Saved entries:
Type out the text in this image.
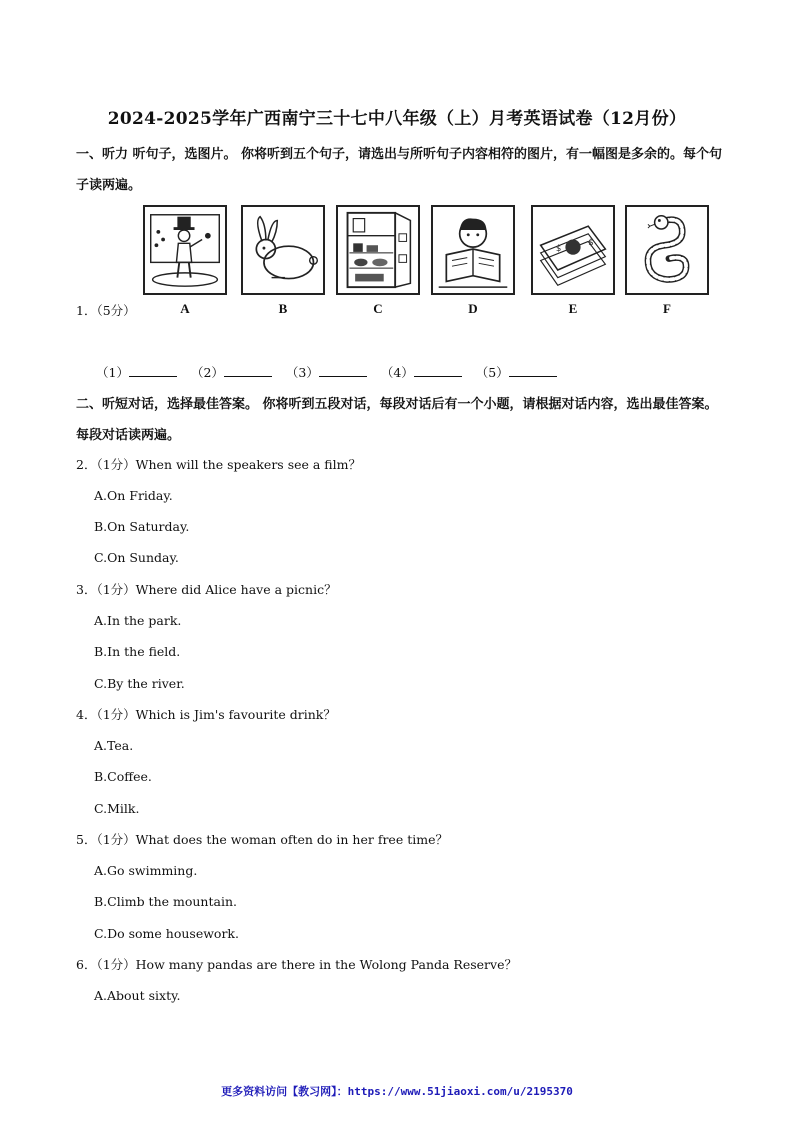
2024-2025学年广西南宁三十七中八年级（上）月考英语试卷（12月份）
一、听力 听句子，选图片。 你将听到五个句子，请选出与所听句子内容相符的图片，有一幅图是多余的。每个句子读两遍。
A	B	C	D
$
$
E	F
1．（5分）
（1）	（2）	（3）	（4）	（5）
二、听短对话，选择最佳答案。 你将听到五段对话，每段对话后有一个小题，请根据对话内容，选出最佳答案。每段对话读两遍。
2．（1分）When will the speakers see a film？
A.On Friday.
B.On Saturday.
C.On Sunday.
3．（1分）Where did Alice have a picnic？
A.In the park.
B.In the field.
C.By the river.
4．（1分）Which is Jim's favourite drink？
A.Tea.
B.Coffee.
C.Milk.
5．（1分）What does the woman often do in her free time？
A.Go swimming.
B.Climb the mountain.
C.Do some housework.
6．（1分）How many pandas are there in the Wolong Panda Reserve？
A.About sixty.
更多资料访问【教习网】：https://www.51jiaoxi.com/u/2195370
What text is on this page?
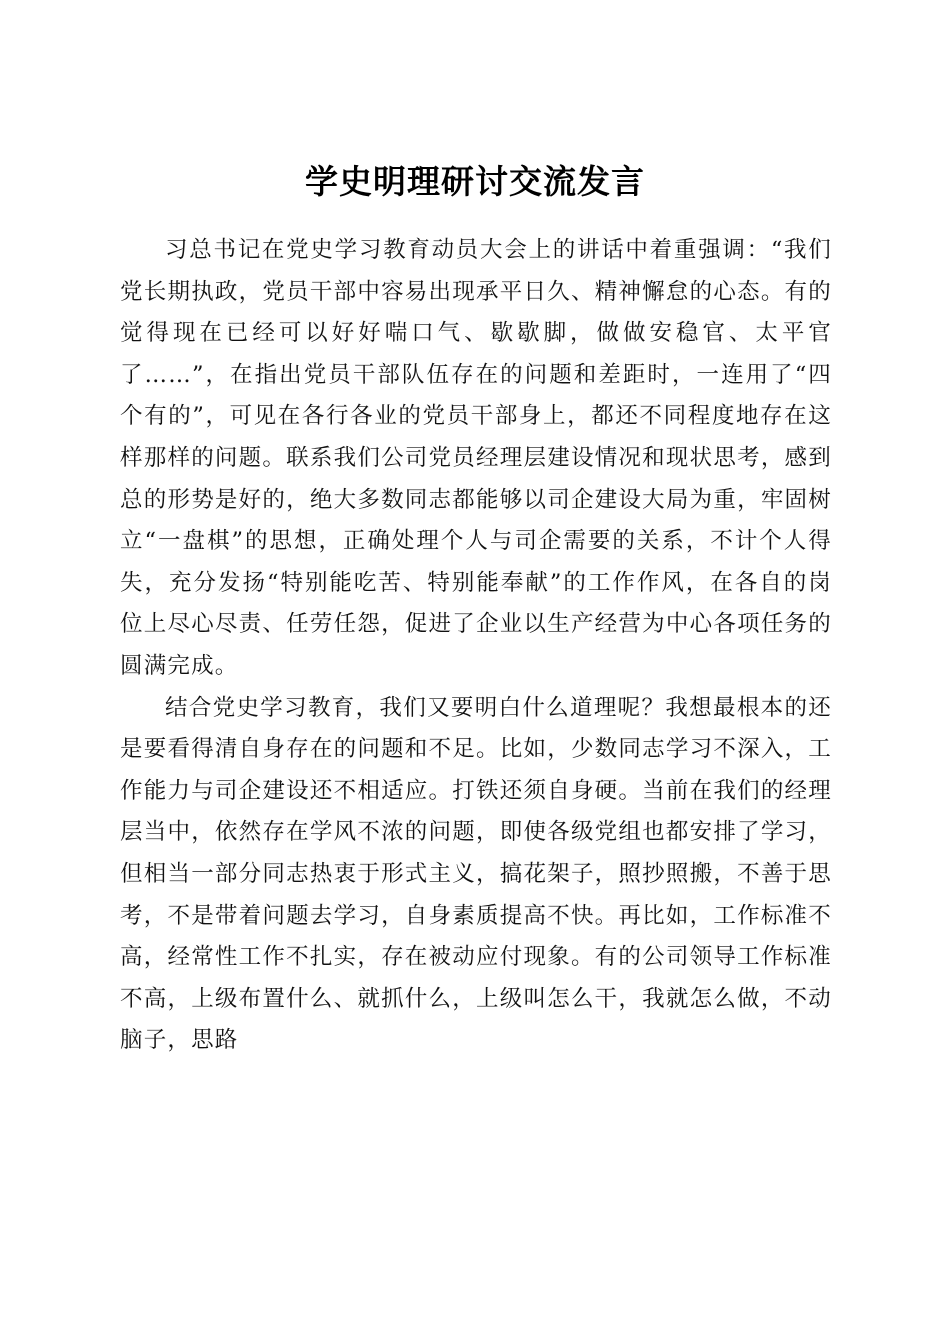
学史明理研讨交流发言

习总书记在党史学习教育动员大会上的讲话中着重强调：“我们党长期执政，党员干部中容易出现承平日久、精神懈怠的心态。有的觉得现在已经可以好好喘口气、歇歇脚，做做安稳官、太平官了……”，在指出党员干部队伍存在的问题和差距时，一连用了“四个有的”，可见在各行各业的党员干部身上，都还不同程度地存在这样那样的问题。联系我们公司党员经理层建设情况和现状思考，感到总的形势是好的，绝大多数同志都能够以司企建设大局为重，牢固树立“一盘棋”的思想，正确处理个人与司企需要的关系，不计个人得失，充分发扬“特别能吃苦、特别能奉献”的工作作风，在各自的岗位上尽心尽责、任劳任怨，促进了企业以生产经营为中心各项任务的圆满完成。

结合党史学习教育，我们又要明白什么道理呢？我想最根本的还是要看得清自身存在的问题和不足。比如，少数同志学习不深入，工作能力与司企建设还不相适应。打铁还须自身硬。当前在我们的经理层当中，依然存在学风不浓的问题，即使各级党组也都安排了学习，但相当一部分同志热衷于形式主义，搞花架子，照抄照搬，不善于思考，不是带着问题去学习，自身素质提高不快。再比如，工作标准不高，经常性工作不扎实，存在被动应付现象。有的公司领导工作标准不高，上级布置什么、就抓什么，上级叫怎么干，我就怎么做，不动脑子，思路
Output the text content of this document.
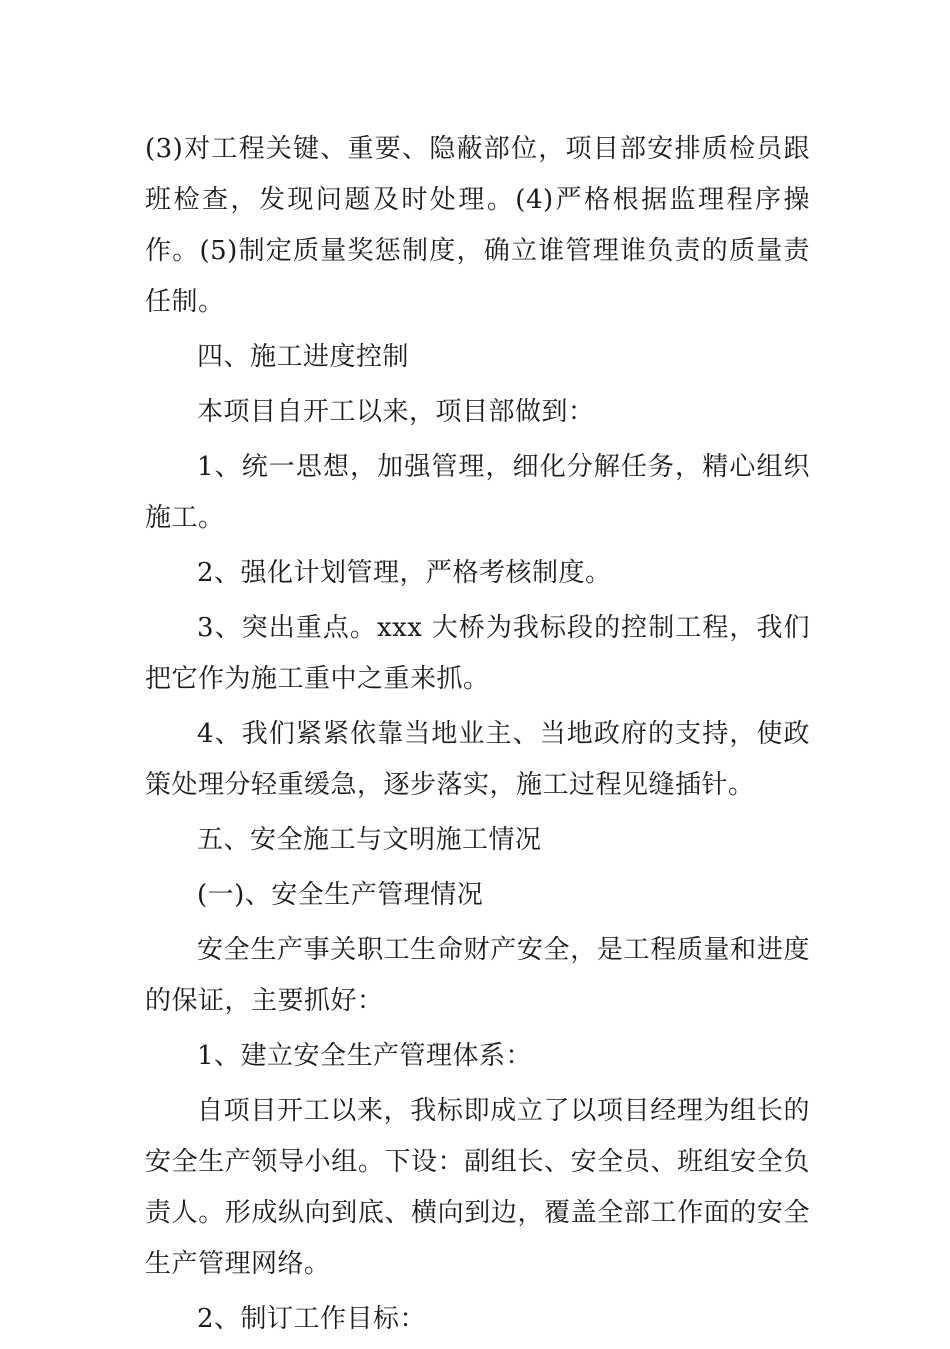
(3)对工程关键、重要、隐蔽部位，项目部安排质检员跟班检查，发现问题及时处理。(4)严格根据监理程序操作。(5)制定质量奖惩制度，确立谁管理谁负责的质量责任制。

四、施工进度控制

本项目自开工以来，项目部做到：

1、统一思想，加强管理，细化分解任务，精心组织施工。

2、强化计划管理，严格考核制度。

3、突出重点。xxx 大桥为我标段的控制工程，我们把它作为施工重中之重来抓。

4、我们紧紧依靠当地业主、当地政府的支持，使政策处理分轻重缓急，逐步落实，施工过程见缝插针。

五、安全施工与文明施工情况

(一)、安全生产管理情况

安全生产事关职工生命财产安全，是工程质量和进度的保证，主要抓好：

1、建立安全生产管理体系：

自项目开工以来，我标即成立了以项目经理为组长的安全生产领导小组。下设：副组长、安全员、班组安全负责人。形成纵向到底、横向到边，覆盖全部工作面的安全生产管理网络。

2、制订工作目标：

▶ STATED PROBLEM: Make a verbatim copy of all the entries and strip out the pictures.

▶ WORKED ANSWER:
Type out the text in this image.
2024-2025学年广西南宁三十七中八年级（上）月考英语试卷（12月份）
一、听力 听句子，选图片。 你将听到五个句子，请选出与所听句子内容相符的图片，有一幅图是多余的。每个句子读两遍。
A	B	C	D
$
$
E	F
1．（5分）
（1）	（2）	（3）	（4）	（5）
二、听短对话，选择最佳答案。 你将听到五段对话，每段对话后有一个小题，请根据对话内容，选出最佳答案。每段对话读两遍。
2．（1分）When will the speakers see a film？
A.On Friday.
B.On Saturday.
C.On Sunday.
3．（1分）Where did Alice have a picnic？
A.In the park.
B.In the field.
C.By the river.
4．（1分）Which is Jim's favourite drink？
A.Tea.
B.Coffee.
C.Milk.
5．（1分）What does the woman often do in her free time？
A.Go swimming.
B.Climb the mountain.
C.Do some housework.
6．（1分）How many pandas are there in the Wolong Panda Reserve？
A.About sixty.
更多资料访问【教习网】：https://www.51jiaoxi.com/u/2195370
What text is on this page?
学史明理研讨交流发言

习总书记在党史学习教育动员大会上的讲话中着重强调：“我们党长期执政，党员干部中容易出现承平日久、精神懈怠的心态。有的觉得现在已经可以好好喘口气、歇歇脚，做做安稳官、太平官了……”，在指出党员干部队伍存在的问题和差距时，一连用了“四个有的”，可见在各行各业的党员干部身上，都还不同程度地存在这样那样的问题。联系我们公司党员经理层建设情况和现状思考，感到总的形势是好的，绝大多数同志都能够以司企建设大局为重，牢固树立“一盘棋”的思想，正确处理个人与司企需要的关系，不计个人得失，充分发扬“特别能吃苦、特别能奉献”的工作作风，在各自的岗位上尽心尽责、任劳任怨，促进了企业以生产经营为中心各项任务的圆满完成。

结合党史学习教育，我们又要明白什么道理呢？我想最根本的还是要看得清自身存在的问题和不足。比如，少数同志学习不深入，工作能力与司企建设还不相适应。打铁还须自身硬。当前在我们的经理层当中，依然存在学风不浓的问题，即使各级党组也都安排了学习，但相当一部分同志热衷于形式主义，搞花架子，照抄照搬，不善于思考，不是带着问题去学习，自身素质提高不快。再比如，工作标准不高，经常性工作不扎实，存在被动应付现象。有的公司领导工作标准不高，上级布置什么、就抓什么，上级叫怎么干，我就怎么做，不动脑子，思路
Output the text content of this document.
(3)对工程关键、重要、隐蔽部位，项目部安排质检员跟班检查，发现问题及时处理。(4)严格根据监理程序操作。(5)制定质量奖惩制度，确立谁管理谁负责的质量责任制。

四、施工进度控制

本项目自开工以来，项目部做到：

1、统一思想，加强管理，细化分解任务，精心组织施工。

2、强化计划管理，严格考核制度。

3、突出重点。xxx 大桥为我标段的控制工程，我们把它作为施工重中之重来抓。

4、我们紧紧依靠当地业主、当地政府的支持，使政策处理分轻重缓急，逐步落实，施工过程见缝插针。

五、安全施工与文明施工情况

(一)、安全生产管理情况

安全生产事关职工生命财产安全，是工程质量和进度的保证，主要抓好：

1、建立安全生产管理体系：

自项目开工以来，我标即成立了以项目经理为组长的安全生产领导小组。下设：副组长、安全员、班组安全负责人。形成纵向到底、横向到边，覆盖全部工作面的安全生产管理网络。

2、制订工作目标：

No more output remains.